* _Given request_: Find each line containing the word "color" and report how many there are. Add nothing else.

-------- Data extract --------

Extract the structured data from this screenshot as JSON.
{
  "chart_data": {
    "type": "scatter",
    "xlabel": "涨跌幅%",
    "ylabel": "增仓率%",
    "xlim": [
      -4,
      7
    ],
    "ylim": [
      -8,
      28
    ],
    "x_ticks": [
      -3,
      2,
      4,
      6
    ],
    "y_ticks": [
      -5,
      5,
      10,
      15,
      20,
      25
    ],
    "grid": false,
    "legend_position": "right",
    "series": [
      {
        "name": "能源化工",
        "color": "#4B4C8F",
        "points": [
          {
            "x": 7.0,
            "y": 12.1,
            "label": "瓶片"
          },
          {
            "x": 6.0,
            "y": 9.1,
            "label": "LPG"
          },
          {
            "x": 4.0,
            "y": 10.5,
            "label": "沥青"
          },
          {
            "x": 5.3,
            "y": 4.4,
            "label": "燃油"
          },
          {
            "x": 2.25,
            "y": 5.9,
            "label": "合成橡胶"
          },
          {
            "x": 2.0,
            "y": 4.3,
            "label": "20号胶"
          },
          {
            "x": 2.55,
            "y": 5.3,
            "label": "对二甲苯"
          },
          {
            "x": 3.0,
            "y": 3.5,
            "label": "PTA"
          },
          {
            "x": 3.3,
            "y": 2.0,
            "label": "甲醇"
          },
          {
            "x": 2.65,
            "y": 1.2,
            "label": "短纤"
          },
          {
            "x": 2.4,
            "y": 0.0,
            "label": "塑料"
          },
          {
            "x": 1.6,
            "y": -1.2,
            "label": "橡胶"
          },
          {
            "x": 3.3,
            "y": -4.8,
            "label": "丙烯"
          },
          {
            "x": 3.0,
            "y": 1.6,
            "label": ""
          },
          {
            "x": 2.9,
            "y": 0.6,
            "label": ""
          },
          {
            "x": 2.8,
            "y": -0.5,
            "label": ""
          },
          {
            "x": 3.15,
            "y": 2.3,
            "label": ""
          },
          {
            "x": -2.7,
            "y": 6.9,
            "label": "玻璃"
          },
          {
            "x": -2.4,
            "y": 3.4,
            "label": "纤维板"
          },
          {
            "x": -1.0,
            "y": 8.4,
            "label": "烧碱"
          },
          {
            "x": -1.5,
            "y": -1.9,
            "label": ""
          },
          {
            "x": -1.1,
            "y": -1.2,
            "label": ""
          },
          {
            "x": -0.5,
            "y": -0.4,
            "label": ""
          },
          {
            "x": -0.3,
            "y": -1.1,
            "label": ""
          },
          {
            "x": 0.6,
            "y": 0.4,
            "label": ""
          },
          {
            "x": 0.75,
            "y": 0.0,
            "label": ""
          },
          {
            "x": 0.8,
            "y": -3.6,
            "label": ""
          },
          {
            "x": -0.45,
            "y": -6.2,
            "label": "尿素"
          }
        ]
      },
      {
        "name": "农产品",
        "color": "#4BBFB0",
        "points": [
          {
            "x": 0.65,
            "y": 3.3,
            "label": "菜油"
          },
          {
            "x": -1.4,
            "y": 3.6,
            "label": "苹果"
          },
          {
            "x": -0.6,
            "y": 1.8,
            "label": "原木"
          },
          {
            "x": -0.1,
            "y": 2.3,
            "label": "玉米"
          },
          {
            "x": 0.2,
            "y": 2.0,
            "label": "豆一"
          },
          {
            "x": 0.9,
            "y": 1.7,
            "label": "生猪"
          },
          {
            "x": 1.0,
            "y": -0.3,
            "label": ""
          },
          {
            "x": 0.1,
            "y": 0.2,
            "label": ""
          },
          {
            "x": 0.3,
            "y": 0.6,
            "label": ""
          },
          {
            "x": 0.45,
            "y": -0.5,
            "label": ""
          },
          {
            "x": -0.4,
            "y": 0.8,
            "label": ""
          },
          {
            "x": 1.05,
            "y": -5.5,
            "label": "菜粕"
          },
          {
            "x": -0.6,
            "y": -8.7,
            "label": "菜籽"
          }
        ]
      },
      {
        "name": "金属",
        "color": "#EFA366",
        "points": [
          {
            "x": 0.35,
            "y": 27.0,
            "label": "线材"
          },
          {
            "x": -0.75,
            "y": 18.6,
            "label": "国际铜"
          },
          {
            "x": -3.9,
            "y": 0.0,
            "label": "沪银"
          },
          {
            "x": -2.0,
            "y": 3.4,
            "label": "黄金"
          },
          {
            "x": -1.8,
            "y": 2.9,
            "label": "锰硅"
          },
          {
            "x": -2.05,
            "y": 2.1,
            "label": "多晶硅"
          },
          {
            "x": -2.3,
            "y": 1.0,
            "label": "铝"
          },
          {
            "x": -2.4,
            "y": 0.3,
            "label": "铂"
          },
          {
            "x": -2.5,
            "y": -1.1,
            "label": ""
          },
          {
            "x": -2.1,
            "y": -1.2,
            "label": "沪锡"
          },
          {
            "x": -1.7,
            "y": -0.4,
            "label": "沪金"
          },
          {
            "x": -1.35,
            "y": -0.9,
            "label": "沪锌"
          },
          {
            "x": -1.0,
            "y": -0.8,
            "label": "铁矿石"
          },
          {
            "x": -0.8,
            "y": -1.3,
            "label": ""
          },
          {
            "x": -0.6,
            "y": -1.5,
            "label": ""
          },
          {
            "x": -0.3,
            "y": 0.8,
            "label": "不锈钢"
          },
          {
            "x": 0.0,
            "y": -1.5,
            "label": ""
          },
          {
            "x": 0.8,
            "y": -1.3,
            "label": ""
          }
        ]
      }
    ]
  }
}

--------

* _Answer below_: 3